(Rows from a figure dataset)
· · · · ·
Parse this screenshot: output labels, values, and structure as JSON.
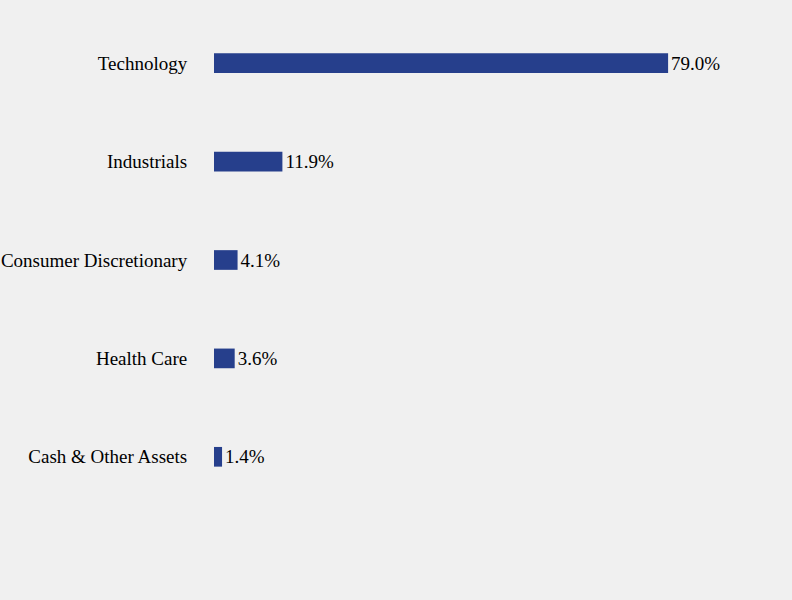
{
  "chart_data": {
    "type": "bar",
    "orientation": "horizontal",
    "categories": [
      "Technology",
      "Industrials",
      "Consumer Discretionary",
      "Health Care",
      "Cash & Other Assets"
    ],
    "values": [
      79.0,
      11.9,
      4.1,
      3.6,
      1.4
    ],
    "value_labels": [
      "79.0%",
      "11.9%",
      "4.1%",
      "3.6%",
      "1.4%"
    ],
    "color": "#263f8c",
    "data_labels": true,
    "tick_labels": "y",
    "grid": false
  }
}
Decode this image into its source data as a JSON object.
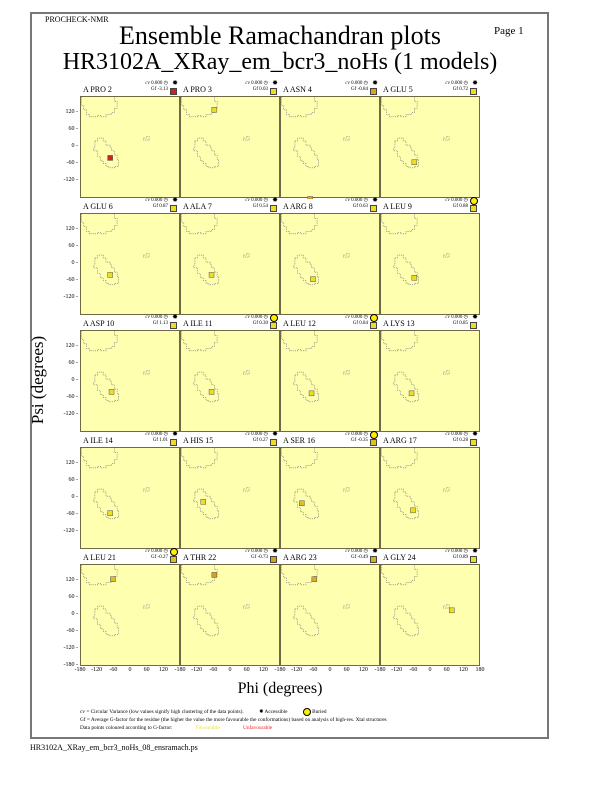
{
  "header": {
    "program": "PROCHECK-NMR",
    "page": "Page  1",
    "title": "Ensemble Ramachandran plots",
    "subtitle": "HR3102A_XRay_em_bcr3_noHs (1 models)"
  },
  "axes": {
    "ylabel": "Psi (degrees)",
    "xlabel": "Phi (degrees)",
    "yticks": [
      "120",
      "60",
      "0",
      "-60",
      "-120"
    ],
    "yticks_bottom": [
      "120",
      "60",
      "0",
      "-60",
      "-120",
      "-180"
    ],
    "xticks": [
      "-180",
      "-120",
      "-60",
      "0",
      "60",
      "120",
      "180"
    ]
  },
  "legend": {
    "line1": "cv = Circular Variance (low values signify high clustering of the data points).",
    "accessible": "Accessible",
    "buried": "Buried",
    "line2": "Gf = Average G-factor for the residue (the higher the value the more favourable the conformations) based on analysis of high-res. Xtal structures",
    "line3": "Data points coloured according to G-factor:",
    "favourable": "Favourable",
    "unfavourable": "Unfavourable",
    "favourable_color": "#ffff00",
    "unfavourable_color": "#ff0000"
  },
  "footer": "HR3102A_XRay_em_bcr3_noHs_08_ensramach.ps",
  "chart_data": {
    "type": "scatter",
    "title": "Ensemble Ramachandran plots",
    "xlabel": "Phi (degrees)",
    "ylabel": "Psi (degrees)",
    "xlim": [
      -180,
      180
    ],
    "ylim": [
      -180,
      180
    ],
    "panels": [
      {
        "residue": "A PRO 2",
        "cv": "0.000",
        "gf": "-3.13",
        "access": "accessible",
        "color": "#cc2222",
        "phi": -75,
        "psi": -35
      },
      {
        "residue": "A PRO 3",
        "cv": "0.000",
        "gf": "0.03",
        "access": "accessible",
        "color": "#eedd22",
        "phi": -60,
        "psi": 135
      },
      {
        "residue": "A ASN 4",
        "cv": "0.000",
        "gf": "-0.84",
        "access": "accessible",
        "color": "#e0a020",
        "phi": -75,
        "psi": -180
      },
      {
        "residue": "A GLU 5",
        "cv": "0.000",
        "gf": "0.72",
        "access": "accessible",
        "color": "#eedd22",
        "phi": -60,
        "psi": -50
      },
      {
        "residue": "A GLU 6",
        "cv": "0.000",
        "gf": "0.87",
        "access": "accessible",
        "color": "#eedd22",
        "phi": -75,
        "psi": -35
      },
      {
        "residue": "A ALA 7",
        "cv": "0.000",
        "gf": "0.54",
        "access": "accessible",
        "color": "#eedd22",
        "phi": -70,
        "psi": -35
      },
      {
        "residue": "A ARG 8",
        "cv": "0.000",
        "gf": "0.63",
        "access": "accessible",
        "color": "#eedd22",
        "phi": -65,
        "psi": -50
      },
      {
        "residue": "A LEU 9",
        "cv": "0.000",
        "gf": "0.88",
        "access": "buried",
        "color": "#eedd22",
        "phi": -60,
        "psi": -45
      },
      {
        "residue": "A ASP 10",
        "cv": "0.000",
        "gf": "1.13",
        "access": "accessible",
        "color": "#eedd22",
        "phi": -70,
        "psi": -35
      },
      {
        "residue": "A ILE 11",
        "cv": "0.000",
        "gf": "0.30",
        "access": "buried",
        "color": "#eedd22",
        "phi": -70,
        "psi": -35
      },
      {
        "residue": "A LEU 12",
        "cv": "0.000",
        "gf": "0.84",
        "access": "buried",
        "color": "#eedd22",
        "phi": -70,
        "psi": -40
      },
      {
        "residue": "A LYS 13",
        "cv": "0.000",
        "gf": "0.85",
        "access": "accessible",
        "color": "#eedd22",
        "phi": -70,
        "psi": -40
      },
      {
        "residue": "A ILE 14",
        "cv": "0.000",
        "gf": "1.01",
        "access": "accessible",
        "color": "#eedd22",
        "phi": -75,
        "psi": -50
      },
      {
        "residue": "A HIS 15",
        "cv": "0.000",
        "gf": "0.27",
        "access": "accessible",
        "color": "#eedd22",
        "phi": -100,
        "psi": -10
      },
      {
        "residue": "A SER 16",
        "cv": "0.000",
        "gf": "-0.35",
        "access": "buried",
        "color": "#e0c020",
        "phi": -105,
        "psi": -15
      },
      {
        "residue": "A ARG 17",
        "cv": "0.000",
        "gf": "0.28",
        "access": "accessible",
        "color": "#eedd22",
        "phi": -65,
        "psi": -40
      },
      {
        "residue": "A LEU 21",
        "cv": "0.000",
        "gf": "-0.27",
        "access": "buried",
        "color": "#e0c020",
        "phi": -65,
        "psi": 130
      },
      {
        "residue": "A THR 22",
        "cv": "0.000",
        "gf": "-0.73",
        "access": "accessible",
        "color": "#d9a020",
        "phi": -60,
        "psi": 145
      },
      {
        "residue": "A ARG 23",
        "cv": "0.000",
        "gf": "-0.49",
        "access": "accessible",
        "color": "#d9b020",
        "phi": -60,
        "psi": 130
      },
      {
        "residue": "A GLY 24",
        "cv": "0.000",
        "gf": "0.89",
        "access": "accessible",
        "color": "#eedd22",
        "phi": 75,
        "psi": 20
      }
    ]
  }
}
· · · · ·
[Given request]: Apart from the pictures, the entries above are to be repeated in full and exactly.

[Task result]:
Parse this screenshot: output labels, values, and structure as JSON.
{
  "chart_data": {
    "type": "bar",
    "orientation": "horizontal",
    "categories": [
      "Technology",
      "Industrials",
      "Consumer Discretionary",
      "Health Care",
      "Cash & Other Assets"
    ],
    "values": [
      79.0,
      11.9,
      4.1,
      3.6,
      1.4
    ],
    "value_labels": [
      "79.0%",
      "11.9%",
      "4.1%",
      "3.6%",
      "1.4%"
    ],
    "color": "#263f8c",
    "data_labels": true,
    "tick_labels": "y",
    "grid": false
  }
}
Decode this image into its source data as a JSON object.
{
  "header": {
    "program": "PROCHECK-NMR",
    "page": "Page  1",
    "title": "Ensemble Ramachandran plots",
    "subtitle": "HR3102A_XRay_em_bcr3_noHs (1 models)"
  },
  "axes": {
    "ylabel": "Psi (degrees)",
    "xlabel": "Phi (degrees)",
    "yticks": [
      "120",
      "60",
      "0",
      "-60",
      "-120"
    ],
    "yticks_bottom": [
      "120",
      "60",
      "0",
      "-60",
      "-120",
      "-180"
    ],
    "xticks": [
      "-180",
      "-120",
      "-60",
      "0",
      "60",
      "120",
      "180"
    ]
  },
  "legend": {
    "line1": "cv = Circular Variance (low values signify high clustering of the data points).",
    "accessible": "Accessible",
    "buried": "Buried",
    "line2": "Gf = Average G-factor for the residue (the higher the value the more favourable the conformations) based on analysis of high-res. Xtal structures",
    "line3": "Data points coloured according to G-factor:",
    "favourable": "Favourable",
    "unfavourable": "Unfavourable",
    "favourable_color": "#ffff00",
    "unfavourable_color": "#ff0000"
  },
  "footer": "HR3102A_XRay_em_bcr3_noHs_08_ensramach.ps",
  "chart_data": {
    "type": "scatter",
    "title": "Ensemble Ramachandran plots",
    "xlabel": "Phi (degrees)",
    "ylabel": "Psi (degrees)",
    "xlim": [
      -180,
      180
    ],
    "ylim": [
      -180,
      180
    ],
    "panels": [
      {
        "residue": "A PRO 2",
        "cv": "0.000",
        "gf": "-3.13",
        "access": "accessible",
        "color": "#cc2222",
        "phi": -75,
        "psi": -35
      },
      {
        "residue": "A PRO 3",
        "cv": "0.000",
        "gf": "0.03",
        "access": "accessible",
        "color": "#eedd22",
        "phi": -60,
        "psi": 135
      },
      {
        "residue": "A ASN 4",
        "cv": "0.000",
        "gf": "-0.84",
        "access": "accessible",
        "color": "#e0a020",
        "phi": -75,
        "psi": -180
      },
      {
        "residue": "A GLU 5",
        "cv": "0.000",
        "gf": "0.72",
        "access": "accessible",
        "color": "#eedd22",
        "phi": -60,
        "psi": -50
      },
      {
        "residue": "A GLU 6",
        "cv": "0.000",
        "gf": "0.87",
        "access": "accessible",
        "color": "#eedd22",
        "phi": -75,
        "psi": -35
      },
      {
        "residue": "A ALA 7",
        "cv": "0.000",
        "gf": "0.54",
        "access": "accessible",
        "color": "#eedd22",
        "phi": -70,
        "psi": -35
      },
      {
        "residue": "A ARG 8",
        "cv": "0.000",
        "gf": "0.63",
        "access": "accessible",
        "color": "#eedd22",
        "phi": -65,
        "psi": -50
      },
      {
        "residue": "A LEU 9",
        "cv": "0.000",
        "gf": "0.88",
        "access": "buried",
        "color": "#eedd22",
        "phi": -60,
        "psi": -45
      },
      {
        "residue": "A ASP 10",
        "cv": "0.000",
        "gf": "1.13",
        "access": "accessible",
        "color": "#eedd22",
        "phi": -70,
        "psi": -35
      },
      {
        "residue": "A ILE 11",
        "cv": "0.000",
        "gf": "0.30",
        "access": "buried",
        "color": "#eedd22",
        "phi": -70,
        "psi": -35
      },
      {
        "residue": "A LEU 12",
        "cv": "0.000",
        "gf": "0.84",
        "access": "buried",
        "color": "#eedd22",
        "phi": -70,
        "psi": -40
      },
      {
        "residue": "A LYS 13",
        "cv": "0.000",
        "gf": "0.85",
        "access": "accessible",
        "color": "#eedd22",
        "phi": -70,
        "psi": -40
      },
      {
        "residue": "A ILE 14",
        "cv": "0.000",
        "gf": "1.01",
        "access": "accessible",
        "color": "#eedd22",
        "phi": -75,
        "psi": -50
      },
      {
        "residue": "A HIS 15",
        "cv": "0.000",
        "gf": "0.27",
        "access": "accessible",
        "color": "#eedd22",
        "phi": -100,
        "psi": -10
      },
      {
        "residue": "A SER 16",
        "cv": "0.000",
        "gf": "-0.35",
        "access": "buried",
        "color": "#e0c020",
        "phi": -105,
        "psi": -15
      },
      {
        "residue": "A ARG 17",
        "cv": "0.000",
        "gf": "0.28",
        "access": "accessible",
        "color": "#eedd22",
        "phi": -65,
        "psi": -40
      },
      {
        "residue": "A LEU 21",
        "cv": "0.000",
        "gf": "-0.27",
        "access": "buried",
        "color": "#e0c020",
        "phi": -65,
        "psi": 130
      },
      {
        "residue": "A THR 22",
        "cv": "0.000",
        "gf": "-0.73",
        "access": "accessible",
        "color": "#d9a020",
        "phi": -60,
        "psi": 145
      },
      {
        "residue": "A ARG 23",
        "cv": "0.000",
        "gf": "-0.49",
        "access": "accessible",
        "color": "#d9b020",
        "phi": -60,
        "psi": 130
      },
      {
        "residue": "A GLY 24",
        "cv": "0.000",
        "gf": "0.89",
        "access": "accessible",
        "color": "#eedd22",
        "phi": 75,
        "psi": 20
      }
    ]
  }
}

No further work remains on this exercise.